YOUR OBJECTIVE: Would you retype all of these records exactly?

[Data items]
______

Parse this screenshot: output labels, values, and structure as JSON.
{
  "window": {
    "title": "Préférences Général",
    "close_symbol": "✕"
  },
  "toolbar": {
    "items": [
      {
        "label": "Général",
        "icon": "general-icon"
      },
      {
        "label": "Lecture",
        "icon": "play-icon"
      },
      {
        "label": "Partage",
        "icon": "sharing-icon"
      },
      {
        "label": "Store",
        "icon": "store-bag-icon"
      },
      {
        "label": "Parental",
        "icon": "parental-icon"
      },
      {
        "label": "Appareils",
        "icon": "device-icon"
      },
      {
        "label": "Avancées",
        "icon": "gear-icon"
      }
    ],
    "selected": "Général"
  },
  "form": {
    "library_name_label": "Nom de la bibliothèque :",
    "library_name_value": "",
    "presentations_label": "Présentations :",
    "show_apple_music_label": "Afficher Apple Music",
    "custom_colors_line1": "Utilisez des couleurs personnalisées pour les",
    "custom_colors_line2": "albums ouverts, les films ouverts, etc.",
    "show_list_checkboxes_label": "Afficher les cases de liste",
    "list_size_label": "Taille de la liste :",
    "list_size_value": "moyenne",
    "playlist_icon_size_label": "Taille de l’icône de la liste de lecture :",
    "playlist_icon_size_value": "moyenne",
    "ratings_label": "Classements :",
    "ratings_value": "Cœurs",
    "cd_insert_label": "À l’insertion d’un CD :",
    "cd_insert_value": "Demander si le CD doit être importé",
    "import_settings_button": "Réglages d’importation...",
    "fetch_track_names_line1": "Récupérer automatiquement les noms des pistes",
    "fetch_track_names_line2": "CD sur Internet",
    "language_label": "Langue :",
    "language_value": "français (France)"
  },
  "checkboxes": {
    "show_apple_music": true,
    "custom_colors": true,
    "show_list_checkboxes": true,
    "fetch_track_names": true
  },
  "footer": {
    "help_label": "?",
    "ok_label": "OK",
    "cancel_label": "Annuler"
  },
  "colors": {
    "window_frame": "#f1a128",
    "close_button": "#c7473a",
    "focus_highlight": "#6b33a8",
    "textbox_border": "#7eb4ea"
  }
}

______

COMPLETED TASK:
Parse this screenshot: output labels, values, and structure as JSON.
{
  "window": {
    "title": "Préférences Général",
    "close_symbol": "✕"
  },
  "toolbar": {
    "items": [
      {
        "label": "Général",
        "icon": "general-icon"
      },
      {
        "label": "Lecture",
        "icon": "play-icon"
      },
      {
        "label": "Partage",
        "icon": "sharing-icon"
      },
      {
        "label": "Store",
        "icon": "store-bag-icon"
      },
      {
        "label": "Parental",
        "icon": "parental-icon"
      },
      {
        "label": "Appareils",
        "icon": "device-icon"
      },
      {
        "label": "Avancées",
        "icon": "gear-icon"
      }
    ],
    "selected": "Général"
  },
  "form": {
    "library_name_label": "Nom de la bibliothèque :",
    "library_name_value": "",
    "presentations_label": "Présentations :",
    "show_apple_music_label": "Afficher Apple Music",
    "custom_colors_line1": "Utilisez des couleurs personnalisées pour les",
    "custom_colors_line2": "albums ouverts, les films ouverts, etc.",
    "show_list_checkboxes_label": "Afficher les cases de liste",
    "list_size_label": "Taille de la liste :",
    "list_size_value": "moyenne",
    "playlist_icon_size_label": "Taille de l’icône de la liste de lecture :",
    "playlist_icon_size_value": "moyenne",
    "ratings_label": "Classements :",
    "ratings_value": "Cœurs",
    "cd_insert_label": "À l’insertion d’un CD :",
    "cd_insert_value": "Demander si le CD doit être importé",
    "import_settings_button": "Réglages d’importation...",
    "fetch_track_names_line1": "Récupérer automatiquement les noms des pistes",
    "fetch_track_names_line2": "CD sur Internet",
    "language_label": "Langue :",
    "language_value": "français (France)"
  },
  "checkboxes": {
    "show_apple_music": true,
    "custom_colors": true,
    "show_list_checkboxes": true,
    "fetch_track_names": true
  },
  "footer": {
    "help_label": "?",
    "ok_label": "OK",
    "cancel_label": "Annuler"
  },
  "colors": {
    "window_frame": "#f1a128",
    "close_button": "#c7473a",
    "focus_highlight": "#6b33a8",
    "textbox_border": "#7eb4ea"
  }
}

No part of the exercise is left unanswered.